> [Problem] Extract every record, keeping each one exactly as it is.

(Collected data entries)
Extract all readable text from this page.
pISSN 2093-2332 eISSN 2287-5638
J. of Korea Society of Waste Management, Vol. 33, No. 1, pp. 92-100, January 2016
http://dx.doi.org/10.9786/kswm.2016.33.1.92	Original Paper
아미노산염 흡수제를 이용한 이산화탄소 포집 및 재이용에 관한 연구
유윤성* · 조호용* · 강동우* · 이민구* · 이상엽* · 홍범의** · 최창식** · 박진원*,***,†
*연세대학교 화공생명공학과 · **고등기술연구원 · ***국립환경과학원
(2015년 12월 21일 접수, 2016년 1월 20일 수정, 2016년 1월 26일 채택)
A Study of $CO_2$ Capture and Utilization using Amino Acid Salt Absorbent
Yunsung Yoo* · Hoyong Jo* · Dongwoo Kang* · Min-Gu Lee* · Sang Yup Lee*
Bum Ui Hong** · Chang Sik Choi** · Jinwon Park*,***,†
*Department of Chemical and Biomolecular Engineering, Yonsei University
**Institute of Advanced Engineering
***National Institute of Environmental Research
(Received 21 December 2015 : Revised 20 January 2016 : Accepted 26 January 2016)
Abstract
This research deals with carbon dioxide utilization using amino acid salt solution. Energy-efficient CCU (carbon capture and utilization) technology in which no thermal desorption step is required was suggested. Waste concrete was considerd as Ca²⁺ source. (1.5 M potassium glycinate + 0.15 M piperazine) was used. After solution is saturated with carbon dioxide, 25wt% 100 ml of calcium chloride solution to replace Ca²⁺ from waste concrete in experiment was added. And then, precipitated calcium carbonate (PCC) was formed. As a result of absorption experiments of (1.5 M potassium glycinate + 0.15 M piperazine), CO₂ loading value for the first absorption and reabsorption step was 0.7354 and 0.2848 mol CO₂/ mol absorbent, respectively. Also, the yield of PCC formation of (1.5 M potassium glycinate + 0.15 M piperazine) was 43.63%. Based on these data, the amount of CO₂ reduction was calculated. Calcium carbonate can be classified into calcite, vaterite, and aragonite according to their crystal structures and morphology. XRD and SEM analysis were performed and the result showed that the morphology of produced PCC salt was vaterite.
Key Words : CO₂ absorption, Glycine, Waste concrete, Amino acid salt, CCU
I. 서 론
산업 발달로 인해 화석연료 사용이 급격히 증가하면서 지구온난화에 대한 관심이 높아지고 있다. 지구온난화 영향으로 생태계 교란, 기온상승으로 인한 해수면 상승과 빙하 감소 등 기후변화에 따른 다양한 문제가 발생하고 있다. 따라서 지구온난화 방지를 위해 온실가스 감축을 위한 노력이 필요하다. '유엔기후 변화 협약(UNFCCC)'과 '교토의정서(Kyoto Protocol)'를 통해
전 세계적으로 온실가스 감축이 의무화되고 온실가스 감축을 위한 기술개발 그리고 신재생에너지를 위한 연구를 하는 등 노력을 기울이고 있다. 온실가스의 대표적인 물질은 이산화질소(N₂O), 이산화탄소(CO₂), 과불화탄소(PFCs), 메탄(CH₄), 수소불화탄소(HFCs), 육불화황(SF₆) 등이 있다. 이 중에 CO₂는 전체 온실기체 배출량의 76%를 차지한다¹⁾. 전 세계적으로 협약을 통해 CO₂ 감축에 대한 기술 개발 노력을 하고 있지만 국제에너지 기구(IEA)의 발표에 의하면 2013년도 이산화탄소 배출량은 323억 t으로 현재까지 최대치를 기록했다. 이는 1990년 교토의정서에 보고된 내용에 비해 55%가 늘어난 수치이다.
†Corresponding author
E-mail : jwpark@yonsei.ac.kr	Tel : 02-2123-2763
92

> [Result of the exercise]
Extract all readable text from this page.
pISSN 2093-2332 eISSN 2287-5638
J. of Korea Society of Waste Management, Vol. 33, No. 1, pp. 92-100, January 2016
http://dx.doi.org/10.9786/kswm.2016.33.1.92	Original Paper
아미노산염 흡수제를 이용한 이산화탄소 포집 및 재이용에 관한 연구
유윤성* · 조호용* · 강동우* · 이민구* · 이상엽* · 홍범의** · 최창식** · 박진원*,***,†
*연세대학교 화공생명공학과 · **고등기술연구원 · ***국립환경과학원
(2015년 12월 21일 접수, 2016년 1월 20일 수정, 2016년 1월 26일 채택)
A Study of $CO_2$ Capture and Utilization using Amino Acid Salt Absorbent
Yunsung Yoo* · Hoyong Jo* · Dongwoo Kang* · Min-Gu Lee* · Sang Yup Lee*
Bum Ui Hong** · Chang Sik Choi** · Jinwon Park*,***,†
*Department of Chemical and Biomolecular Engineering, Yonsei University
**Institute of Advanced Engineering
***National Institute of Environmental Research
(Received 21 December 2015 : Revised 20 January 2016 : Accepted 26 January 2016)
Abstract
This research deals with carbon dioxide utilization using amino acid salt solution. Energy-efficient CCU (carbon capture and utilization) technology in which no thermal desorption step is required was suggested. Waste concrete was considerd as Ca²⁺ source. (1.5 M potassium glycinate + 0.15 M piperazine) was used. After solution is saturated with carbon dioxide, 25wt% 100 ml of calcium chloride solution to replace Ca²⁺ from waste concrete in experiment was added. And then, precipitated calcium carbonate (PCC) was formed. As a result of absorption experiments of (1.5 M potassium glycinate + 0.15 M piperazine), CO₂ loading value for the first absorption and reabsorption step was 0.7354 and 0.2848 mol CO₂/ mol absorbent, respectively. Also, the yield of PCC formation of (1.5 M potassium glycinate + 0.15 M piperazine) was 43.63%. Based on these data, the amount of CO₂ reduction was calculated. Calcium carbonate can be classified into calcite, vaterite, and aragonite according to their crystal structures and morphology. XRD and SEM analysis were performed and the result showed that the morphology of produced PCC salt was vaterite.
Key Words : CO₂ absorption, Glycine, Waste concrete, Amino acid salt, CCU
I. 서 론
산업 발달로 인해 화석연료 사용이 급격히 증가하면서 지구온난화에 대한 관심이 높아지고 있다. 지구온난화 영향으로 생태계 교란, 기온상승으로 인한 해수면 상승과 빙하 감소 등 기후변화에 따른 다양한 문제가 발생하고 있다. 따라서 지구온난화 방지를 위해 온실가스 감축을 위한 노력이 필요하다. '유엔기후 변화 협약(UNFCCC)'과 '교토의정서(Kyoto Protocol)'를 통해
전 세계적으로 온실가스 감축이 의무화되고 온실가스 감축을 위한 기술개발 그리고 신재생에너지를 위한 연구를 하는 등 노력을 기울이고 있다. 온실가스의 대표적인 물질은 이산화질소(N₂O), 이산화탄소(CO₂), 과불화탄소(PFCs), 메탄(CH₄), 수소불화탄소(HFCs), 육불화황(SF₆) 등이 있다. 이 중에 CO₂는 전체 온실기체 배출량의 76%를 차지한다¹⁾. 전 세계적으로 협약을 통해 CO₂ 감축에 대한 기술 개발 노력을 하고 있지만 국제에너지 기구(IEA)의 발표에 의하면 2013년도 이산화탄소 배출량은 323억 t으로 현재까지 최대치를 기록했다. 이는 1990년 교토의정서에 보고된 내용에 비해 55%가 늘어난 수치이다.
†Corresponding author
E-mail : jwpark@yonsei.ac.kr	Tel : 02-2123-2763
92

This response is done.